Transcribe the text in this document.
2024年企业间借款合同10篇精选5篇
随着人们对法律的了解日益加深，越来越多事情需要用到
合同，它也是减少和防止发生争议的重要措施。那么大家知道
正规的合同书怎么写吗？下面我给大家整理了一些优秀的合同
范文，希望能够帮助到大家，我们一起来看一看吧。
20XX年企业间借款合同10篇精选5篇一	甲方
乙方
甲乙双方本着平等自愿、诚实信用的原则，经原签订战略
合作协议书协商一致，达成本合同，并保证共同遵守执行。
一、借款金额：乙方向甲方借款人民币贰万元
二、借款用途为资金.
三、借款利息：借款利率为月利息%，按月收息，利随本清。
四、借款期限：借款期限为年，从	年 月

[EXERCISE DETAILS] Make an exact copy of the listing, including every line.

[TASK SOLUTION]
Transcribe the text in this document.
2024年企业间借款合同10篇精选5篇
随着人们对法律的了解日益加深，越来越多事情需要用到
合同，它也是减少和防止发生争议的重要措施。那么大家知道
正规的合同书怎么写吗？下面我给大家整理了一些优秀的合同
范文，希望能够帮助到大家，我们一起来看一看吧。
20XX年企业间借款合同10篇精选5篇一	甲方
乙方
甲乙双方本着平等自愿、诚实信用的原则，经原签订战略
合作协议书协商一致，达成本合同，并保证共同遵守执行。
一、借款金额：乙方向甲方借款人民币贰万元
二、借款用途为资金.
三、借款利息：借款利率为月利息%，按月收息，利随本清。
四、借款期限：借款期限为年，从	年 月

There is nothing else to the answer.